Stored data

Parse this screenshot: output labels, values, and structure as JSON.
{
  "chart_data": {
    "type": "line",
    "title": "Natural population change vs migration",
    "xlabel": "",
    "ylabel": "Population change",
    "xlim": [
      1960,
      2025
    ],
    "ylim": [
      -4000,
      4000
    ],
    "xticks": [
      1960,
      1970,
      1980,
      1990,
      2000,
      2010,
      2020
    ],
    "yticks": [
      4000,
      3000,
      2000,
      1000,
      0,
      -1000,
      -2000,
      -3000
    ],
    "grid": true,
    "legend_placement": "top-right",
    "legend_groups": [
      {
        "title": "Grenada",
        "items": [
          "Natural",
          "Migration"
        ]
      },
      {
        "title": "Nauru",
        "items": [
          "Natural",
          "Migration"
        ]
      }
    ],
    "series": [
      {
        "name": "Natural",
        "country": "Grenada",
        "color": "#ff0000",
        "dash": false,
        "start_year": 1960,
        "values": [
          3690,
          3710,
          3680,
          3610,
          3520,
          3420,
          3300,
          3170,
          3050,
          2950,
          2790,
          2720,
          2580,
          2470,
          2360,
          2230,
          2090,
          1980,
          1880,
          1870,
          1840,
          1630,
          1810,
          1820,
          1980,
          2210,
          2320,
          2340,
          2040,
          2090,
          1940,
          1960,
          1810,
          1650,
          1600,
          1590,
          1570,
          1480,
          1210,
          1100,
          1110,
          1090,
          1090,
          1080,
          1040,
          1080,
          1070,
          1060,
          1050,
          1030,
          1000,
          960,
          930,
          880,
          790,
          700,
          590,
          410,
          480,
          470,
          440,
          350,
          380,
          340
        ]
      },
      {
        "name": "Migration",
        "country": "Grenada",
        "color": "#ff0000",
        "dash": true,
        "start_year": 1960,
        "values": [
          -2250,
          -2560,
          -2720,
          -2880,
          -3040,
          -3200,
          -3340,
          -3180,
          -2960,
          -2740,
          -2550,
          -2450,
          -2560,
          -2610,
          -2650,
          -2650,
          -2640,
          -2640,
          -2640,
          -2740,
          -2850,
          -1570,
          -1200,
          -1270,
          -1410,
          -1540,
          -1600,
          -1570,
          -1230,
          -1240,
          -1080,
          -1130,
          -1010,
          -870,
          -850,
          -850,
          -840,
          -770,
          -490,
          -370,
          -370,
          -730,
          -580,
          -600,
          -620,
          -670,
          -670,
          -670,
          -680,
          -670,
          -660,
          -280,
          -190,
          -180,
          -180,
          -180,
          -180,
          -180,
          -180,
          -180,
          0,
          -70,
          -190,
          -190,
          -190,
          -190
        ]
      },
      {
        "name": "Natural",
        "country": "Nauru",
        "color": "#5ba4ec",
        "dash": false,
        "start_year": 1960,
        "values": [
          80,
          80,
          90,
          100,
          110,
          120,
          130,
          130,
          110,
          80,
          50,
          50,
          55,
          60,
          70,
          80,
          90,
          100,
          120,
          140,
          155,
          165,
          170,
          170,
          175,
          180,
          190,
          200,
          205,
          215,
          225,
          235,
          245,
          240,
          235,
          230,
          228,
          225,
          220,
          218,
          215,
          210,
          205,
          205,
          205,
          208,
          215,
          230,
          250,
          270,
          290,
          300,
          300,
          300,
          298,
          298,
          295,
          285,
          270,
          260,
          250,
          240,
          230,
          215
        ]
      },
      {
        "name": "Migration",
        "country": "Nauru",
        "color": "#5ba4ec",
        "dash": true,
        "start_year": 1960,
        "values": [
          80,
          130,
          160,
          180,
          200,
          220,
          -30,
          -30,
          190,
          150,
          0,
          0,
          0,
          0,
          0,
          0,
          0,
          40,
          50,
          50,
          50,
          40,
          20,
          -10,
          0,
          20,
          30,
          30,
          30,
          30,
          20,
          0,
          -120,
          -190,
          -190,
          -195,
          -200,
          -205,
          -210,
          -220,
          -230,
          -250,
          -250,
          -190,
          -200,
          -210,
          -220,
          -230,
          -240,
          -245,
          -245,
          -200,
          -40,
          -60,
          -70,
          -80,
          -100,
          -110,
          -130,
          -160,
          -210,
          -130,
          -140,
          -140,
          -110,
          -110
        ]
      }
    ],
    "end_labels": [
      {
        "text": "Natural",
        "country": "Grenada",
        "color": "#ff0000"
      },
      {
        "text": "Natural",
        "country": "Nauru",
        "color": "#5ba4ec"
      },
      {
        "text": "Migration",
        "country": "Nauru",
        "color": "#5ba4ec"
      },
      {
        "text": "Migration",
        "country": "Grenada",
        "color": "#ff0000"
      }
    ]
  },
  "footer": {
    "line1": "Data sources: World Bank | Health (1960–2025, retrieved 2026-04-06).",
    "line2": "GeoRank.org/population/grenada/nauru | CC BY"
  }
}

→ **PROBLEM STATEMENT**: Output each record precisely as given.

→ **PROBLEM SOLUTION**:
Parse this screenshot: output labels, values, and structure as JSON.
{
  "chart_data": {
    "type": "line",
    "title": "Natural population change vs migration",
    "xlabel": "",
    "ylabel": "Population change",
    "xlim": [
      1960,
      2025
    ],
    "ylim": [
      -4000,
      4000
    ],
    "xticks": [
      1960,
      1970,
      1980,
      1990,
      2000,
      2010,
      2020
    ],
    "yticks": [
      4000,
      3000,
      2000,
      1000,
      0,
      -1000,
      -2000,
      -3000
    ],
    "grid": true,
    "legend_placement": "top-right",
    "legend_groups": [
      {
        "title": "Grenada",
        "items": [
          "Natural",
          "Migration"
        ]
      },
      {
        "title": "Nauru",
        "items": [
          "Natural",
          "Migration"
        ]
      }
    ],
    "series": [
      {
        "name": "Natural",
        "country": "Grenada",
        "color": "#ff0000",
        "dash": false,
        "start_year": 1960,
        "values": [
          3690,
          3710,
          3680,
          3610,
          3520,
          3420,
          3300,
          3170,
          3050,
          2950,
          2790,
          2720,
          2580,
          2470,
          2360,
          2230,
          2090,
          1980,
          1880,
          1870,
          1840,
          1630,
          1810,
          1820,
          1980,
          2210,
          2320,
          2340,
          2040,
          2090,
          1940,
          1960,
          1810,
          1650,
          1600,
          1590,
          1570,
          1480,
          1210,
          1100,
          1110,
          1090,
          1090,
          1080,
          1040,
          1080,
          1070,
          1060,
          1050,
          1030,
          1000,
          960,
          930,
          880,
          790,
          700,
          590,
          410,
          480,
          470,
          440,
          350,
          380,
          340
        ]
      },
      {
        "name": "Migration",
        "country": "Grenada",
        "color": "#ff0000",
        "dash": true,
        "start_year": 1960,
        "values": [
          -2250,
          -2560,
          -2720,
          -2880,
          -3040,
          -3200,
          -3340,
          -3180,
          -2960,
          -2740,
          -2550,
          -2450,
          -2560,
          -2610,
          -2650,
          -2650,
          -2640,
          -2640,
          -2640,
          -2740,
          -2850,
          -1570,
          -1200,
          -1270,
          -1410,
          -1540,
          -1600,
          -1570,
          -1230,
          -1240,
          -1080,
          -1130,
          -1010,
          -870,
          -850,
          -850,
          -840,
          -770,
          -490,
          -370,
          -370,
          -730,
          -580,
          -600,
          -620,
          -670,
          -670,
          -670,
          -680,
          -670,
          -660,
          -280,
          -190,
          -180,
          -180,
          -180,
          -180,
          -180,
          -180,
          -180,
          0,
          -70,
          -190,
          -190,
          -190,
          -190
        ]
      },
      {
        "name": "Natural",
        "country": "Nauru",
        "color": "#5ba4ec",
        "dash": false,
        "start_year": 1960,
        "values": [
          80,
          80,
          90,
          100,
          110,
          120,
          130,
          130,
          110,
          80,
          50,
          50,
          55,
          60,
          70,
          80,
          90,
          100,
          120,
          140,
          155,
          165,
          170,
          170,
          175,
          180,
          190,
          200,
          205,
          215,
          225,
          235,
          245,
          240,
          235,
          230,
          228,
          225,
          220,
          218,
          215,
          210,
          205,
          205,
          205,
          208,
          215,
          230,
          250,
          270,
          290,
          300,
          300,
          300,
          298,
          298,
          295,
          285,
          270,
          260,
          250,
          240,
          230,
          215
        ]
      },
      {
        "name": "Migration",
        "country": "Nauru",
        "color": "#5ba4ec",
        "dash": true,
        "start_year": 1960,
        "values": [
          80,
          130,
          160,
          180,
          200,
          220,
          -30,
          -30,
          190,
          150,
          0,
          0,
          0,
          0,
          0,
          0,
          0,
          40,
          50,
          50,
          50,
          40,
          20,
          -10,
          0,
          20,
          30,
          30,
          30,
          30,
          20,
          0,
          -120,
          -190,
          -190,
          -195,
          -200,
          -205,
          -210,
          -220,
          -230,
          -250,
          -250,
          -190,
          -200,
          -210,
          -220,
          -230,
          -240,
          -245,
          -245,
          -200,
          -40,
          -60,
          -70,
          -80,
          -100,
          -110,
          -130,
          -160,
          -210,
          -130,
          -140,
          -140,
          -110,
          -110
        ]
      }
    ],
    "end_labels": [
      {
        "text": "Natural",
        "country": "Grenada",
        "color": "#ff0000"
      },
      {
        "text": "Natural",
        "country": "Nauru",
        "color": "#5ba4ec"
      },
      {
        "text": "Migration",
        "country": "Nauru",
        "color": "#5ba4ec"
      },
      {
        "text": "Migration",
        "country": "Grenada",
        "color": "#ff0000"
      }
    ]
  },
  "footer": {
    "line1": "Data sources: World Bank | Health (1960–2025, retrieved 2026-04-06).",
    "line2": "GeoRank.org/population/grenada/nauru | CC BY"
  }
}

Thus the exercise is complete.